#### [Stated task]
Locate each line with the string "παραπάνω" in the listing below and copy it.

[Data entries]

.....

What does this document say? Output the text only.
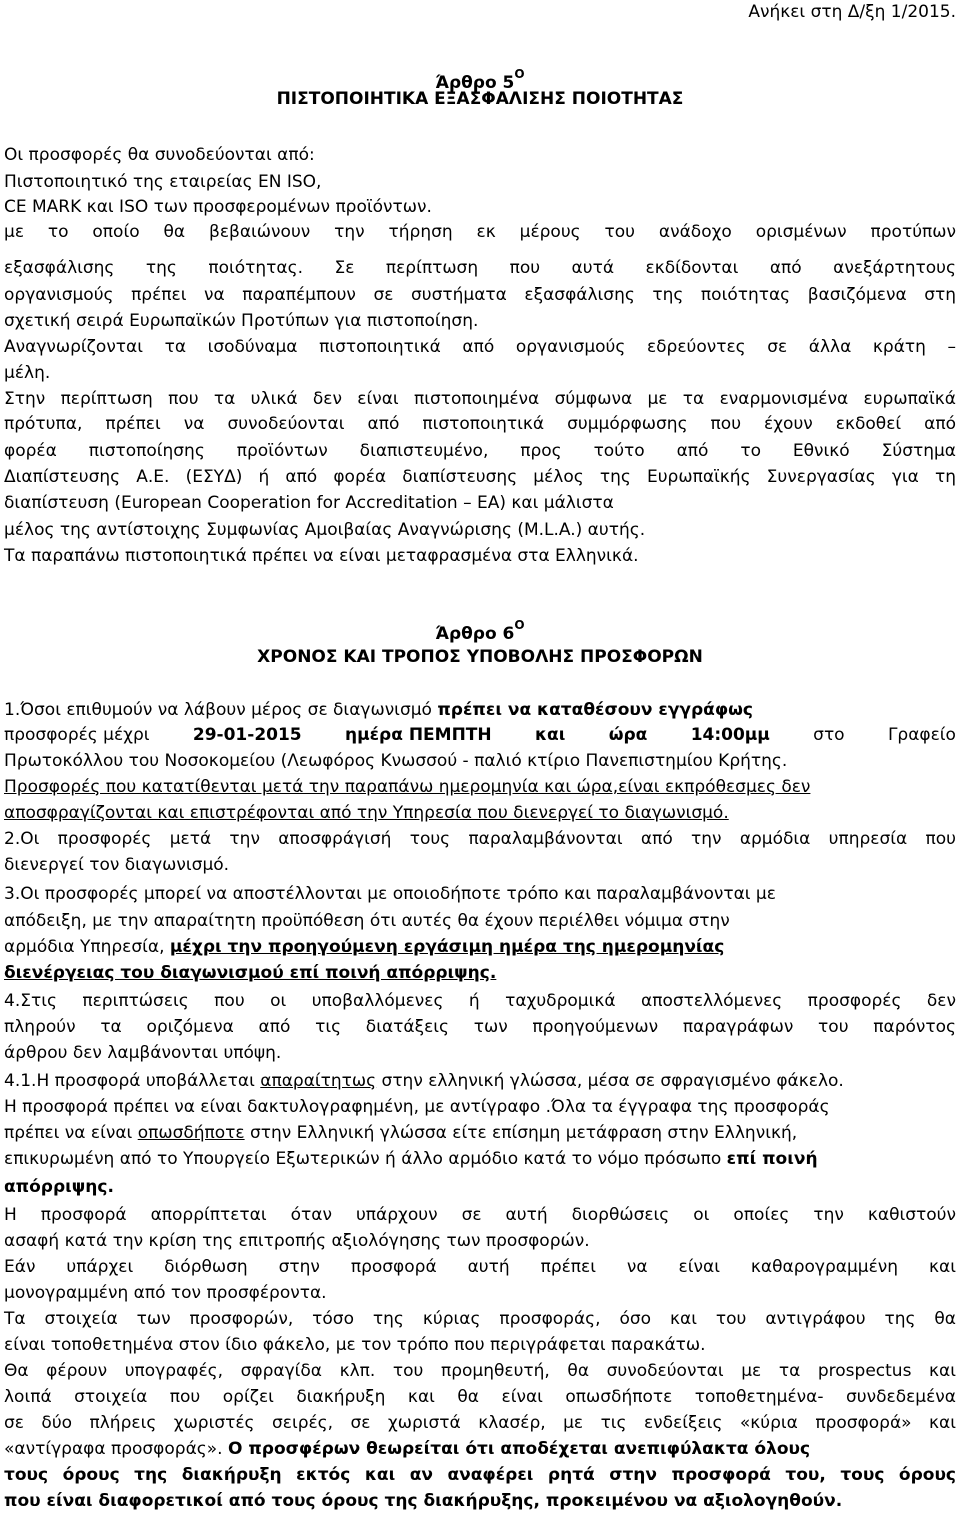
Ανήκει στη Δ/ξη 1/2015.
Άρθρο $5^O$
ΠΙΣΤΟΠΟΙΗΤΙΚΑ ΕΞΑΣΦΑΛΙΣΗΣ ΠΟΙΟΤΗΤΑΣ
Οι προσφορές θα συνοδεύονται από:
Πιστοποιητικό της εταιρείας EN ISO,
CE MARK και ISO των προσφερομένων προϊόντων.
με το οποίο θα βεβαιώνουν την τήρηση εκ μέρους του ανάδοχο ορισμένων προτύπων
εξασφάλισης της ποιότητας. Σε περίπτωση που αυτά εκδίδονται από ανεξάρτητους
οργανισμούς πρέπει να παραπέμπουν σε συστήματα εξασφάλισης της ποιότητας βασιζόμενα στη
σχετική σειρά Ευρωπαϊκών Προτύπων για πιστοποίηση.
Αναγνωρίζονται τα ισοδύναμα πιστοποιητικά από οργανισμούς εδρεύοντες σε άλλα κράτη –
μέλη.
Στην περίπτωση που τα υλικά δεν είναι πιστοποιημένα σύμφωνα με τα εναρμονισμένα ευρωπαϊκά
πρότυπα, πρέπει να συνοδεύονται από πιστοποιητικά συμμόρφωσης που έχουν εκδοθεί από
φορέα πιστοποίησης προϊόντων διαπιστευμένο, προς τούτο από το Εθνικό Σύστημα
Διαπίστευσης Α.Ε. (ΕΣΥΔ) ή από φορέα διαπίστευσης μέλος της Ευρωπαϊκής Συνεργασίας για τη
διαπίστευση (European Cooperation for Accreditation – EA) και μάλιστα
μέλος της αντίστοιχης Συμφωνίας Αμοιβαίας Αναγνώρισης (M.L.A.) αυτής.
Τα παραπάνω πιστοποιητικά πρέπει να είναι μεταφρασμένα στα Ελληνικά.
Άρθρο $6^O$
ΧΡΟΝΟΣ ΚΑΙ ΤΡΟΠΟΣ ΥΠΟΒΟΛΗΣ ΠΡΟΣΦΟΡΩΝ
1.Όσοι επιθυμούν να λάβουν μέρος σε διαγωνισμό πρέπει να καταθέσουν εγγράφως
προσφορές μέχρι	29-01-2015	ημέρα ΠΕΜΠΤΗ	και	ώρα	14:00μμ	στο	Γραφείο
Πρωτοκόλλου του Νοσοκομείου (Λεωφόρος Κνωσσού - παλιό κτίριο Πανεπιστημίου Κρήτης.
Προσφορές που κατατίθενται μετά την παραπάνω ημερομηνία και ώρα,είναι εκπρόθεσμες δεν
αποσφραγίζονται και επιστρέφονται από την Υπηρεσία που διενεργεί το διαγωνισμό.
2.Οι προσφορές μετά την αποσφράγισή τους παραλαμβάνονται από την αρμόδια υπηρεσία που
διενεργεί τον διαγωνισμό.
3.Οι προσφορές μπορεί να αποστέλλονται με οποιοδήποτε τρόπο και παραλαμβάνονται με
απόδειξη, με την απαραίτητη προϋπόθεση ότι αυτές θα έχουν περιέλθει νόμιμα στην
αρμόδια Υπηρεσία, μέχρι την προηγούμενη εργάσιμη ημέρα της ημερομηνίας
διενέργειας του διαγωνισμού επί ποινή απόρριψης.
4.Στις περιπτώσεις που οι υποβαλλόμενες ή ταχυδρομικά αποστελλόμενες προσφορές δεν
πληρούν τα οριζόμενα από τις διατάξεις των προηγούμενων παραγράφων του παρόντος
άρθρου δεν λαμβάνονται υπόψη.
4.1.Η προσφορά υποβάλλεται απαραίτητως στην ελληνική γλώσσα, μέσα σε σφραγισμένο φάκελο.
Η προσφορά πρέπει να είναι δακτυλογραφημένη, με αντίγραφο .Όλα τα έγγραφα της προσφοράς
πρέπει να είναι οπωσδήποτε στην Ελληνική γλώσσα είτε επίσημη μετάφραση στην Ελληνική,
επικυρωμένη από το Υπουργείο Εξωτερικών ή άλλο αρμόδιο κατά το νόμο πρόσωπο επί ποινή
απόρριψης.
Η προσφορά απορρίπτεται όταν υπάρχουν σε αυτή διορθώσεις οι οποίες την καθιστούν
ασαφή κατά την κρίση της επιτροπής αξιολόγησης των προσφορών.
Εάν υπάρχει διόρθωση στην προσφορά αυτή πρέπει να είναι καθαρογραμμένη και
μονογραμμένη από τον προσφέροντα.
Τα στοιχεία των προσφορών, τόσο της κύριας προσφοράς, όσο και του αντιγράφου της θα
είναι τοποθετημένα στον ίδιο φάκελο, με τον τρόπο που περιγράφεται παρακάτω.
Θα φέρουν υπογραφές, σφραγίδα κλπ. του προμηθευτή, θα συνοδεύονται με τα prospectus και
λοιπά στοιχεία που ορίζει διακήρυξη και θα είναι οπωσδήποτε τοποθετημένα- συνδεδεμένα
σε δύο πλήρεις χωριστές σειρές, σε χωριστά κλασέρ, με τις ενδείξεις «κύρια προσφορά» και
«αντίγραφα προσφοράς». Ο προσφέρων θεωρείται ότι αποδέχεται ανεπιφύλακτα όλους
τους όρους της διακήρυξη εκτός και αν αναφέρει ρητά στην προσφορά του, τους όρους
που είναι διαφορετικοί από τους όρους της διακήρυξης, προκειμένου να αξιολογηθούν.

.....

#### [Final answer]
Τα παραπάνω πιστοποιητικά πρέπει να είναι μεταφρασμένα στα Ελληνικά.
Προσφορές που κατατίθενται μετά την παραπάνω ημερομηνία και ώρα,είναι εκπρόθεσμες δεν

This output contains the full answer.